**Исходный текст**
======

Я не исключаю, что отдельные государства будут использовать совершенно нестандартные для современной мировой экономики ходы: где-то будут введены общественные работы, чтобы бороться с безработицей, где-то введен прогрессивный налог. Некоторые страны будут осуществлять огромные вливания в те сектора экономики, которые дадут наибольшее количество рабочих мест. Независимо от конкретных мер, возникнет очень много возможностей структурной перестройки экономики.
Например, те же самые общественные работы могут реализовываться в области развития "зеленых" технологий и возобновляемой энергетики. Если при восстановлении ведущие страны не отойдут от приоритета развития "зеленой" экономики, который сформировался в последние годы, то есть предпосылки к тому, чтобы "зеленая" трансформация после кризиса только ускорилась.
В конце концов кризис – это всегда время перемен, и многие из них могут быть спроектированы. Великая рецессия 2008-2009 годов, точнее, масштабные пакеты антикризисных мер дали большой толчок развитию "зеленых" технологий в США, Китае и ЕС и ускорили перестройку мировой экономики в сторону "зеленого" развития. И этот кризис может быть таким же. Тем более что коронавирус сделал совершенно очевидной необходимость обеспечения общественных благ, которые часто могут быть важнее, чем экономический рост.
— Когда нефть сильно подешевела, казалось, что вложения в возобновляемую энергетику (ВИЭ) будут более выгодными, но потом нефть снова подорожала. О чем это говорит, будет ли приток инвестиций в ВИЭ?
— Такое шатание нефтяных котировок скорее играет в пользу выбора ВИЭ: они просто более стабильны, а это ценится инвестором.
— Если насчет "зеленых" технологий есть какие-то сомнения, то насчет диджитализации экономики вы говорите уверенно? После кризиса она станет больше?
— Конечно, цифровая экономика лишь ускорит свое развитие. Кстати, она может потянуть за собой и "зеленую" энергетику. Если ускорится внедрение цифровых решений, то мы получим быстрое развитие "умных" сетей, "умных" домов, распределенной генерации. Все это, кстати, и в России широко обсуждается, и постепенно в этом направлении даже появился некоторый прогресс.
Цифровизованная энергетика — это совершенно другая энергетика по сравнению с современной. Те же ВИЭ, развивающиеся параллельно с цифровизацией и являющиеся, например, частью "умных" сетей, имеют гораздо больший потенциал, чем ВИЭ отдельно от нее.
— Почему вы думаете, что от Китая зависит судьба будущей мировой экономики?
— Китай — ключевая страна с точки зрения ребалансировки мировой экономики. Коронавирус может усилить тенденцию структурной перестройки экономики Китая, которая объявлялась как приоритет государственной стратегии как минимум с 2012 года. Китайская экономика должна меньше ориентироваться на экспорт и госинвестиции, а больше на развитие потребления внутри страны. Сейчас экспорт не может выступать двигателем китайской экономики. Но одновременно, как и везде, встает вопрос создания рабочих мест. Как именно они будут создаваться? Будут они создаваться на "зеленых" технологиях или на традиционных для Китая мегастройках мостов, бескрайних жилых районов и дорожных развязок.
— Вы говорили также, что пандемия в мире сместила фокус: раньше страны смотрели, как делает Запад, а теперь все смотрят на Восток.
— Да, со времен окончания холодной войны весь мир в своем развитии ориентировался на Запад, то есть США и Европу, как самые передовые экономики. Их социально-экономические, поведенческие, культурные модели активно имитировали во всем мире. В последнее десятилетие эта тенденция стала ослабевать, фактически остановилась. А сейчас мы видим, что с кризисом коронавируса успешнее справляется Китай, Сингапур, Тайвань, Япония и Южная Корея, и именно они впервые за долгие годы стали образцами для подражания. Бывшие ученики в одночасье стали учителями. И этот поворот не может пройти бесследно.

======

**Проверка понимания**
1) Согласно исходному тексту, с какого времени структурная перестройка экономики Китая объявлялась приоритетом государственной стратегии?
2) Выпишите без изменений фрагмент исходного текста. Начните с того места, где стоят слова «Я не исключаю, что», и остановитесь после слов «структурной перестройки экономики.».

**Фрагменты записей**
======

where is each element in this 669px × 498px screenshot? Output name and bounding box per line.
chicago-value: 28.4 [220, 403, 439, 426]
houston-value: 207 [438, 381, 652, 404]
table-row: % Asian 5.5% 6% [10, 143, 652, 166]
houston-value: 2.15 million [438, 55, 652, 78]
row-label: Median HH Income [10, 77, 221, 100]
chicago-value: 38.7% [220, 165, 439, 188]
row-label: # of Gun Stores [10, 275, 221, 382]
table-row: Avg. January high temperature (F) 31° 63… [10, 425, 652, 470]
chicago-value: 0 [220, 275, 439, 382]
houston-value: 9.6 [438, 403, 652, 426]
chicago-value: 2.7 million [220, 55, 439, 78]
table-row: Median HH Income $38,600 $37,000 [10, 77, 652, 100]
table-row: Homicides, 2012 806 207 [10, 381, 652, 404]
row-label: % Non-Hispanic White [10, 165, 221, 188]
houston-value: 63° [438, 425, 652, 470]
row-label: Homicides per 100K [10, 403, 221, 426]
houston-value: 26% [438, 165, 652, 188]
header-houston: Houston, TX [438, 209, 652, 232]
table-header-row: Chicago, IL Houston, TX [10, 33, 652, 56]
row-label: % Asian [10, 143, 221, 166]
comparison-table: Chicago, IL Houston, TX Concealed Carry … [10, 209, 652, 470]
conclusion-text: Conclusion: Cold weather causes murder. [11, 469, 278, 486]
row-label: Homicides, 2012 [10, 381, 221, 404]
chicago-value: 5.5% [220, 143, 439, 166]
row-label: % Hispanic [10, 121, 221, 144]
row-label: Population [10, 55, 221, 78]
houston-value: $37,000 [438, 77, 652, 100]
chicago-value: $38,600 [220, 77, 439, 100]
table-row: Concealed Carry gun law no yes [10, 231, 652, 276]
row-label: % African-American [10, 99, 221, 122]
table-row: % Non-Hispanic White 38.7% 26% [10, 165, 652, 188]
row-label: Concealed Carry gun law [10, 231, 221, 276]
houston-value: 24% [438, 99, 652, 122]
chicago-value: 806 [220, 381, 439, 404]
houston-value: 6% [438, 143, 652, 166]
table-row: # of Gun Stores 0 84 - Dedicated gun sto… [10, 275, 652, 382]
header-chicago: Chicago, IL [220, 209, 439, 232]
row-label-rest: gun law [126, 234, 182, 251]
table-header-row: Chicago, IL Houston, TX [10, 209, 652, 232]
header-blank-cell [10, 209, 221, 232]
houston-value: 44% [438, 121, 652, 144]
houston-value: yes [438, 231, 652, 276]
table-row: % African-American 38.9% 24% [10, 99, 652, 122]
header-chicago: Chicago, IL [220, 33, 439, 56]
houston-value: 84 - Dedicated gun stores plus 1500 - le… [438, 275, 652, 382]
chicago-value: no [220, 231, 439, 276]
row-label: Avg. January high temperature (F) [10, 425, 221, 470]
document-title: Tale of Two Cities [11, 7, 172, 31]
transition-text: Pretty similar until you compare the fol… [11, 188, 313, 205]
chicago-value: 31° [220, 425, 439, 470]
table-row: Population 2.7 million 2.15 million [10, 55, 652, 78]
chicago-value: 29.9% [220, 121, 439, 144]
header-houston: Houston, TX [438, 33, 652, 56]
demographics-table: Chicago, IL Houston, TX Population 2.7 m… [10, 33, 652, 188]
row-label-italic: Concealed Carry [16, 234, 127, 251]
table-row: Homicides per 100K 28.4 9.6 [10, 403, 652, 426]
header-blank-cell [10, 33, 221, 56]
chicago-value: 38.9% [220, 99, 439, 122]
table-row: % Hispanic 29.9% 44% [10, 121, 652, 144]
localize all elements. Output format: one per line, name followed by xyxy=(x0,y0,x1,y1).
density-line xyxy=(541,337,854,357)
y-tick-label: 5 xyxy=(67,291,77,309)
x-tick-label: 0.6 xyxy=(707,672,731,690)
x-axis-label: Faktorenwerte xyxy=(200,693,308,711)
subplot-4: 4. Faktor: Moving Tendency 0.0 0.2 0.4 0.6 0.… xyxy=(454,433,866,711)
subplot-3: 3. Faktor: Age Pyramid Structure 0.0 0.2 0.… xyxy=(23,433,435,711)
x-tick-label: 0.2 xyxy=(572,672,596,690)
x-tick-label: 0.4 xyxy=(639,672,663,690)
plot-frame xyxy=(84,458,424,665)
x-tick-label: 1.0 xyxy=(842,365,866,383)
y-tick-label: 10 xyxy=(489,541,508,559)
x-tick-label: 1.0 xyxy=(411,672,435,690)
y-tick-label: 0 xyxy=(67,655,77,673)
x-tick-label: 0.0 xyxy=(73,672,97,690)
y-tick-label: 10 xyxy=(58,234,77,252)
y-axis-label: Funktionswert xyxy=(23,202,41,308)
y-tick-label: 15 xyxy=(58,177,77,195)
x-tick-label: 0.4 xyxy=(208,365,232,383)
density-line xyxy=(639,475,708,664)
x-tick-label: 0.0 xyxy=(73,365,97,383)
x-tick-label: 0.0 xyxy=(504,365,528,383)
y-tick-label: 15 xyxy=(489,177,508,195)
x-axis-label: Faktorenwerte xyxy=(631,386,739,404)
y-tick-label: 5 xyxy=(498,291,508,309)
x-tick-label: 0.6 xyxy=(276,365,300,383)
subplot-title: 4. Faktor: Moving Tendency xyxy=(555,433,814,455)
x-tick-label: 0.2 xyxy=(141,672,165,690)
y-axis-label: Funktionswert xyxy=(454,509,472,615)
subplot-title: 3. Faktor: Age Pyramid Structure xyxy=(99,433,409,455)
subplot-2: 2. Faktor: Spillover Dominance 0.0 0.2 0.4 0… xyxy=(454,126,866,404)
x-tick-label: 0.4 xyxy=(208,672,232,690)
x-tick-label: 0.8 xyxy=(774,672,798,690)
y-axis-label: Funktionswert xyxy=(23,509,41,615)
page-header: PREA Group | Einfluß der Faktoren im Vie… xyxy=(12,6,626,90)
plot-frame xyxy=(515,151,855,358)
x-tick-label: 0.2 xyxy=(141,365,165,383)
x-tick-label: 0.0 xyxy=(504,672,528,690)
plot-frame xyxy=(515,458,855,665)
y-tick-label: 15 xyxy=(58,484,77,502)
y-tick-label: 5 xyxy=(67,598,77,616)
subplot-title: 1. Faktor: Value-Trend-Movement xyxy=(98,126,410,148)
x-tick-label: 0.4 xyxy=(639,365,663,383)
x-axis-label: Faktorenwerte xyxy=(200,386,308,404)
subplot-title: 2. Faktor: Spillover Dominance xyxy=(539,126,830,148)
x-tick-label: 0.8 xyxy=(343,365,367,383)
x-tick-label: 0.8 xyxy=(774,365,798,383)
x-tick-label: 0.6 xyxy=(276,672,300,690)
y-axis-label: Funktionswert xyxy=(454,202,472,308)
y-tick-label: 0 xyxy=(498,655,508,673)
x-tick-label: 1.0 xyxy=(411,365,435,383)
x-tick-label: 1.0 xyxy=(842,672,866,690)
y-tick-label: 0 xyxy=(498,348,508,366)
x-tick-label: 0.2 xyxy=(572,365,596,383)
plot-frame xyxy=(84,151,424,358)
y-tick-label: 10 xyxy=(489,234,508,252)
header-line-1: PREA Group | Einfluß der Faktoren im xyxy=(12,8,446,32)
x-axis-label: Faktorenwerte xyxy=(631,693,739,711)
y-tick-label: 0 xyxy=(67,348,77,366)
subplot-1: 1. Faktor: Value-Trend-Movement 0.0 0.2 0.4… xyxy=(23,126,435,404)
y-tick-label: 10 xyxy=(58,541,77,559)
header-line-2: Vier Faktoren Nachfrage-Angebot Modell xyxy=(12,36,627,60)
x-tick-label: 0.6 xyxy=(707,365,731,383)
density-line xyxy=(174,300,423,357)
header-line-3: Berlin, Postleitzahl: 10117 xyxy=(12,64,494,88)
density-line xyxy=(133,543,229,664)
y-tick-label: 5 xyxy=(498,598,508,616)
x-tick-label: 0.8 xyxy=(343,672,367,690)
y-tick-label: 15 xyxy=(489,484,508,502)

======

**Перечень ответов**
1) Как минимум с 2012 года.

2)
Я не исключаю, что отдельные государства будут использовать совершенно нестандартные для современной мировой экономики ходы: где-то будут введены общественные работы, чтобы бороться с безработицей, где-то введен прогрессивный налог. Некоторые страны будут осуществлять огромные вливания в те сектора экономики, которые дадут наибольшее количество рабочих мест. Независимо от конкретных мер, возникнет очень много возможностей структурной перестройки экономики.